── Material supplied

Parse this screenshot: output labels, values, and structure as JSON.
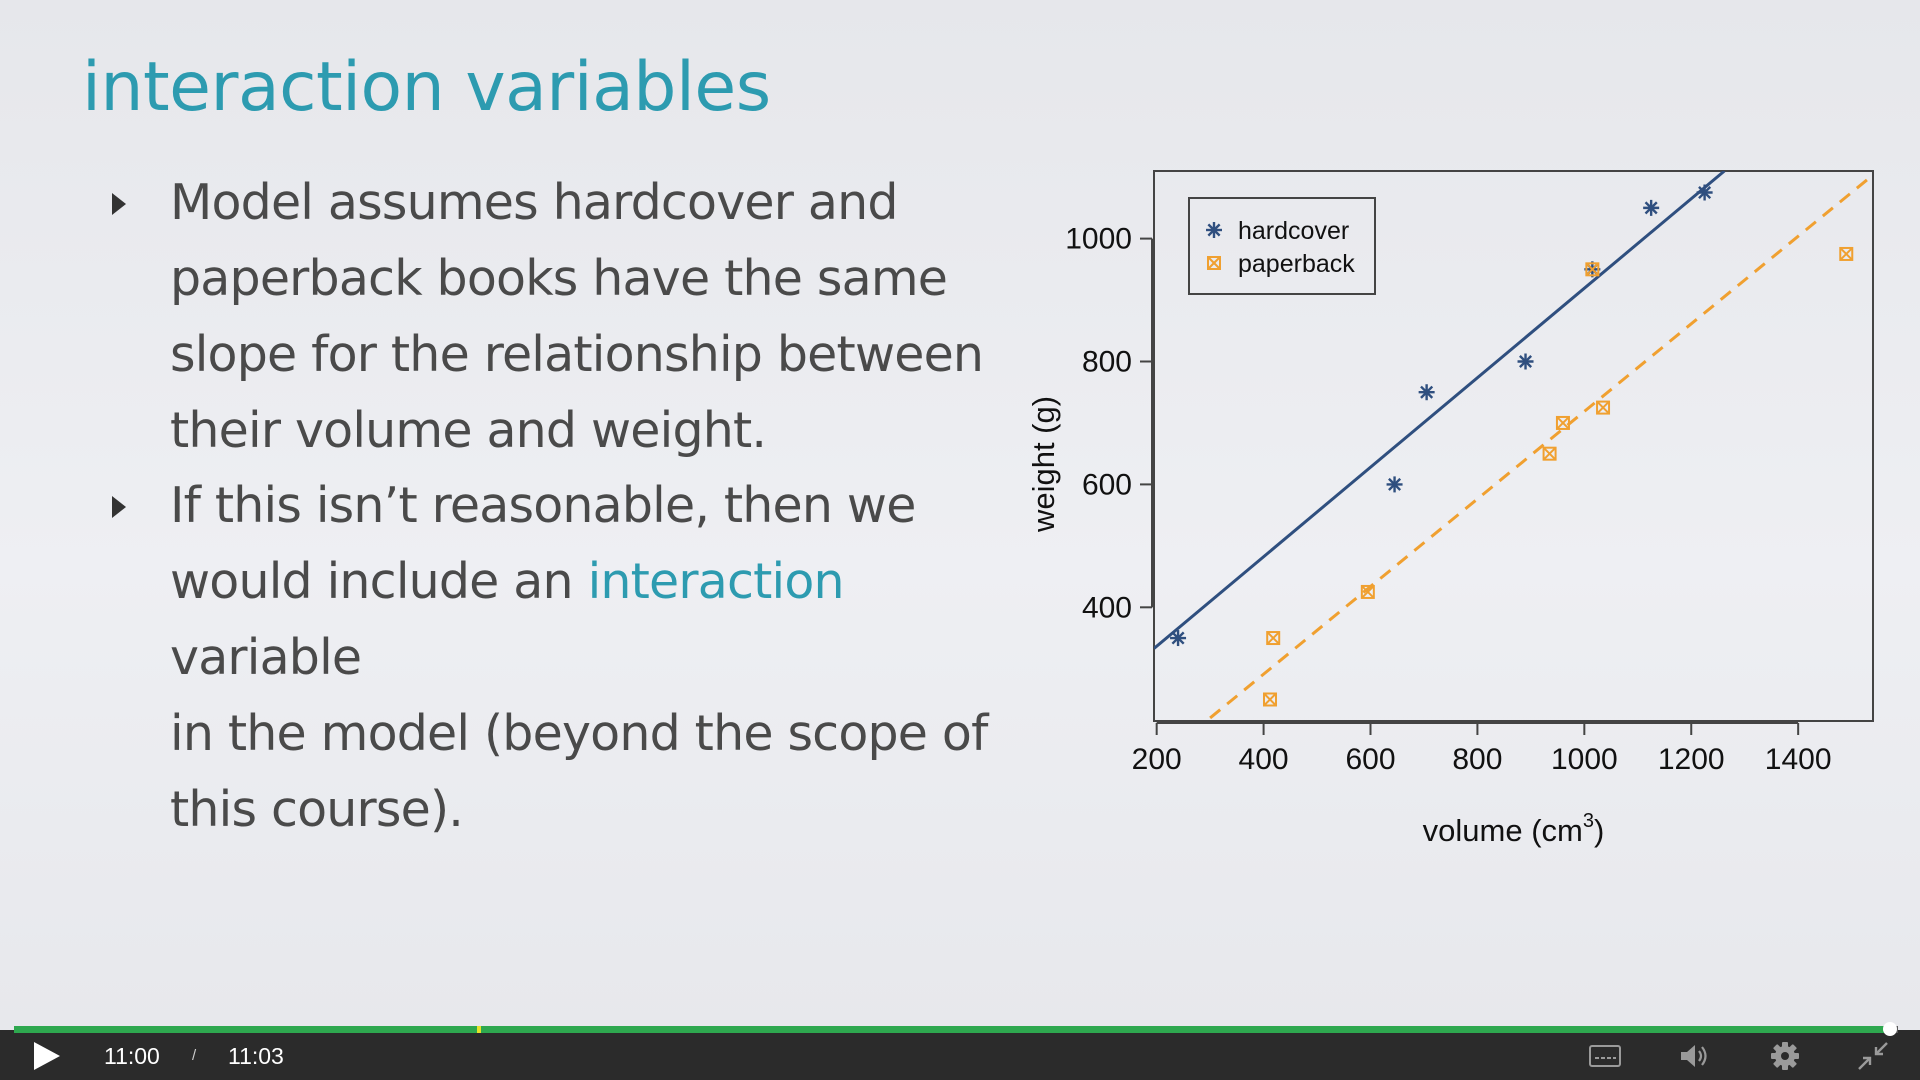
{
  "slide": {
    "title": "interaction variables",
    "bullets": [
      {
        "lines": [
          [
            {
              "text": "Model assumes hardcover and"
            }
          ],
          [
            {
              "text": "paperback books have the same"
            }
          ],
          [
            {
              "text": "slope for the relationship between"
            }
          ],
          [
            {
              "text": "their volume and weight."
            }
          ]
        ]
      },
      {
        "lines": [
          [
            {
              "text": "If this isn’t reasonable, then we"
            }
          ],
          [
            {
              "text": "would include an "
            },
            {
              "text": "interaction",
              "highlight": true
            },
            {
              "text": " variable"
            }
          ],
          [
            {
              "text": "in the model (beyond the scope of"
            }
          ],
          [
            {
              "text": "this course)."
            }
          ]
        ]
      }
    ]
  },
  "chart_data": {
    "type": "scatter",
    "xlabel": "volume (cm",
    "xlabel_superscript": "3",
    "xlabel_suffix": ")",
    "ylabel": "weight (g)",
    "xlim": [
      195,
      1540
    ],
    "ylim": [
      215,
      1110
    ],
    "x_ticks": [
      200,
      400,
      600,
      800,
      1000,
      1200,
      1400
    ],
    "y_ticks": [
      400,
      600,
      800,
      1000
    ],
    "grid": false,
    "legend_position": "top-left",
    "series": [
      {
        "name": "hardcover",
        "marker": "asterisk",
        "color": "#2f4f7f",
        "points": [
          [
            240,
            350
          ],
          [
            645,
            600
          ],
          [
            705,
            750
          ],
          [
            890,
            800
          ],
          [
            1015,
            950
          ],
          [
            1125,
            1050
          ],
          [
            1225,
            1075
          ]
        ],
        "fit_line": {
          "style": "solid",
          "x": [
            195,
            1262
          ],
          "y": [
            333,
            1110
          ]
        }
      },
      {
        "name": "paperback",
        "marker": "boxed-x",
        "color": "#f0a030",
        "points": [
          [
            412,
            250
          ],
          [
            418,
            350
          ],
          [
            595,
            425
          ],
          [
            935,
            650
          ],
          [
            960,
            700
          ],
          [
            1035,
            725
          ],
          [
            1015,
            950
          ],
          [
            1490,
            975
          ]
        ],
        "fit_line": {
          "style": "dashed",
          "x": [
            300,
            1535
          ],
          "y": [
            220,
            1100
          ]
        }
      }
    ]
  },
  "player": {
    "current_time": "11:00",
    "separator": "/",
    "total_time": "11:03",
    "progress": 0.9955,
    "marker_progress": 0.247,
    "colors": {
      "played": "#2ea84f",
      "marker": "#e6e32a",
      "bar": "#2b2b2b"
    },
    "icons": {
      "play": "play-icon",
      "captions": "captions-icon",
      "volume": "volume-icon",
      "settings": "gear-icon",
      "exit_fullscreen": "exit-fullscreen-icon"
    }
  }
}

────
── Material supplied

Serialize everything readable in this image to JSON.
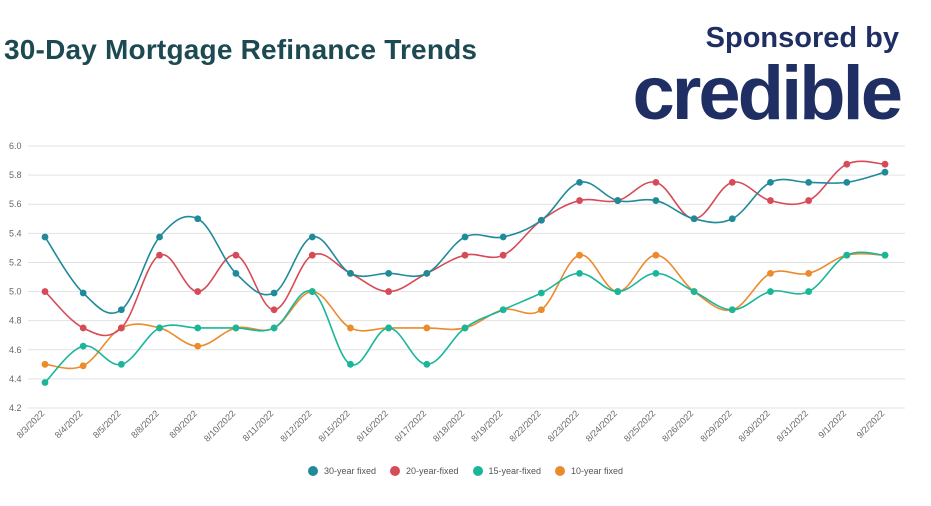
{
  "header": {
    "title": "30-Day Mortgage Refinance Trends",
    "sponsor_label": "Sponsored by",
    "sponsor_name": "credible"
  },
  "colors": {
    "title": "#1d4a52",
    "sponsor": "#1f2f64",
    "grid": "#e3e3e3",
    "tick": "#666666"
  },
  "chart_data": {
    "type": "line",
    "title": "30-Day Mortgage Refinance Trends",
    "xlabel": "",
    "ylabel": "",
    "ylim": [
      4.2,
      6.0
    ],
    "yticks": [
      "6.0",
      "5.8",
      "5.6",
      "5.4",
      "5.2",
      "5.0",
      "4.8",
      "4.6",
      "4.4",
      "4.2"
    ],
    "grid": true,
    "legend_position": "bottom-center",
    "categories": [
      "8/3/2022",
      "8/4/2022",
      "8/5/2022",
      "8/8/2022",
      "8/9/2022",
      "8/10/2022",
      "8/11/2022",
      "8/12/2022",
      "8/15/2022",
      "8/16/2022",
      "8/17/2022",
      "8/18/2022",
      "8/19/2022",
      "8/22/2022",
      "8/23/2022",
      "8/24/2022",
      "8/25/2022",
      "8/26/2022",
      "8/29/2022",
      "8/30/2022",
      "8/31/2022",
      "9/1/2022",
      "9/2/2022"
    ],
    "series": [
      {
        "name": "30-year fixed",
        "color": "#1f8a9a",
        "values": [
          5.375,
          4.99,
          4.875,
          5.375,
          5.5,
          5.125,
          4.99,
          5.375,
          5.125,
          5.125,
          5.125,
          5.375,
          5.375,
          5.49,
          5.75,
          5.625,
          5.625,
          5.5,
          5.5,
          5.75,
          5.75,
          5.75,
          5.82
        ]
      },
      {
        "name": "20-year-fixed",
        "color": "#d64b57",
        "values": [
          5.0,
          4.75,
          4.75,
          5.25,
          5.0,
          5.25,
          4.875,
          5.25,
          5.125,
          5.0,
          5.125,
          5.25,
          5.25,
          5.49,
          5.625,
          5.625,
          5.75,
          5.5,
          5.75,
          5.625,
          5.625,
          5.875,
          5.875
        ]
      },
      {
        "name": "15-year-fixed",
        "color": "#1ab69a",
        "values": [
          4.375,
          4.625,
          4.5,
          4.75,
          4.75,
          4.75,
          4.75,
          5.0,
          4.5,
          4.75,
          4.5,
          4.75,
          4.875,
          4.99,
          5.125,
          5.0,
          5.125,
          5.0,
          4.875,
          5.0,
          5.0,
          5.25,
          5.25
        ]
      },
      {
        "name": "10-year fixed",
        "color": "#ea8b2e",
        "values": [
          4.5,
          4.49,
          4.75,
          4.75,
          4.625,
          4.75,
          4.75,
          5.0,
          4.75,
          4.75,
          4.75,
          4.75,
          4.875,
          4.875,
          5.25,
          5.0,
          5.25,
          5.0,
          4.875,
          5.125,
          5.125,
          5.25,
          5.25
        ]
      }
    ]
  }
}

────

Copy every line above that holds the word "volume".

Response —
              "text": "their volume and weight."
    "xlabel": "volume (cm",
      "volume": "volume-icon",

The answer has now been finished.